» REQUEST
Tally the lines holding "JSON" and state only that figure.

» STORED RECORDS
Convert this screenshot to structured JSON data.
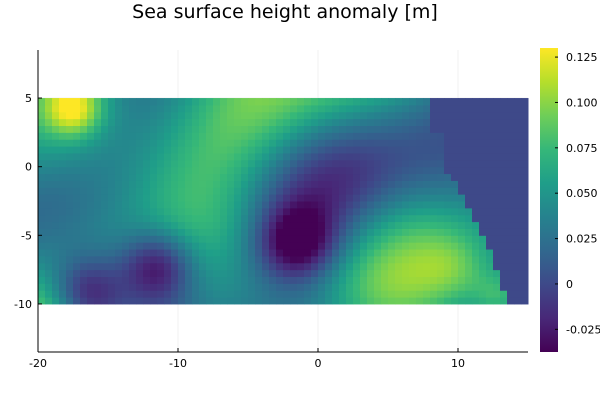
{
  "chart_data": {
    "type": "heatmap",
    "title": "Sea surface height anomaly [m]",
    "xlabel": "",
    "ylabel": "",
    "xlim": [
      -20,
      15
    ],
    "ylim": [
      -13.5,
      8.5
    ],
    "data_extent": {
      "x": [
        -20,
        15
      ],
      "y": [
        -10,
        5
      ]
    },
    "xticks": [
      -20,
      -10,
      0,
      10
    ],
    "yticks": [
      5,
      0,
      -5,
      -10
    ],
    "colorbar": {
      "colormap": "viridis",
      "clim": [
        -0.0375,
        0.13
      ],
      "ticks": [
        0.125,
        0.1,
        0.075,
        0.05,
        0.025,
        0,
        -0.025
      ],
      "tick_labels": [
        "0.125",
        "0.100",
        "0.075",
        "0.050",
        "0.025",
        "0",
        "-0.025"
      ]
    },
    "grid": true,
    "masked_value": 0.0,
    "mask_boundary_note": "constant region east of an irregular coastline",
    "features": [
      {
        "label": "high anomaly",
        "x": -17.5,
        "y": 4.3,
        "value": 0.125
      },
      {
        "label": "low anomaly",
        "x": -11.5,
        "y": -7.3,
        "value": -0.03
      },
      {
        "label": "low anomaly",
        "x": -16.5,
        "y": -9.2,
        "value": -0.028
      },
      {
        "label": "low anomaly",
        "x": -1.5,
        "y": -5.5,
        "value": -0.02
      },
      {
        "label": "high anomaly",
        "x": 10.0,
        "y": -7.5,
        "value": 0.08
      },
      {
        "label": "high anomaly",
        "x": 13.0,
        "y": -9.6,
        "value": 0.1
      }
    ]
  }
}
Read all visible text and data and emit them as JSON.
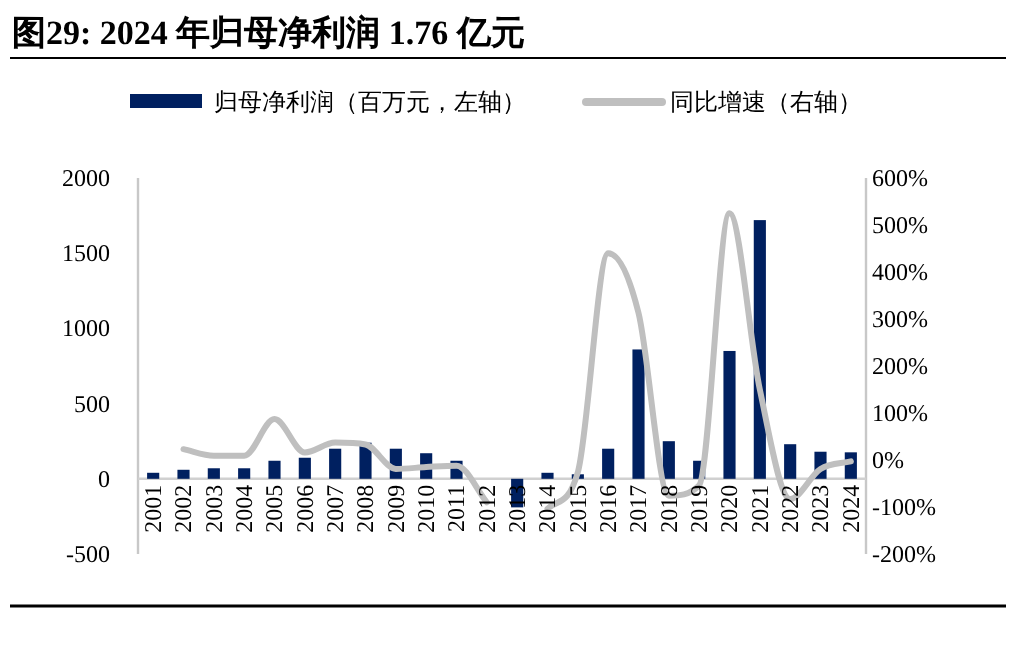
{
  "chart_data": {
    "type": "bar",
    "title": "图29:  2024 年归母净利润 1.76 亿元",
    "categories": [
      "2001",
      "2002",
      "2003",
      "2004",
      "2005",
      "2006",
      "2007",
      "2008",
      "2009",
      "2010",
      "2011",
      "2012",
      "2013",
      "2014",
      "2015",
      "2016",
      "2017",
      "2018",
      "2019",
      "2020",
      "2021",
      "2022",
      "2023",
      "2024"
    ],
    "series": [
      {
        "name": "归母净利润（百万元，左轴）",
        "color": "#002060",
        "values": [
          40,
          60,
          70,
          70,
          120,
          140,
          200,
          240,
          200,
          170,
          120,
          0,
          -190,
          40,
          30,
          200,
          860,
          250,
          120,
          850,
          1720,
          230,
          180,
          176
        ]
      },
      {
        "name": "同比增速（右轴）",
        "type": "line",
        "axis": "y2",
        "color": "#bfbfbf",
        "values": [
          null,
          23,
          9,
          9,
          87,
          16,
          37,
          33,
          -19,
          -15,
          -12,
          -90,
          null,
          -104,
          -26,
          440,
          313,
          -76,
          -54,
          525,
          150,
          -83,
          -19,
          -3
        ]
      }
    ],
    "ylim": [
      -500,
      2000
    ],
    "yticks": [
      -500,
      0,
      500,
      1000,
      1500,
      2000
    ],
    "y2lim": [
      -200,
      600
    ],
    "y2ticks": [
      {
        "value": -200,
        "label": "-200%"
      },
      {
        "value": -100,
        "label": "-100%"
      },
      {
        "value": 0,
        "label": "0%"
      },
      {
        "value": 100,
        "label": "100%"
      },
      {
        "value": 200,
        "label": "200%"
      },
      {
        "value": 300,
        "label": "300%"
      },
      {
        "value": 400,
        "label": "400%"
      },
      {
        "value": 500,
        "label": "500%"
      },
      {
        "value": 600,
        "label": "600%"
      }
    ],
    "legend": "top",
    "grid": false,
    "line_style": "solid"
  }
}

» OUTPUT FOR THIS EXERCISE
2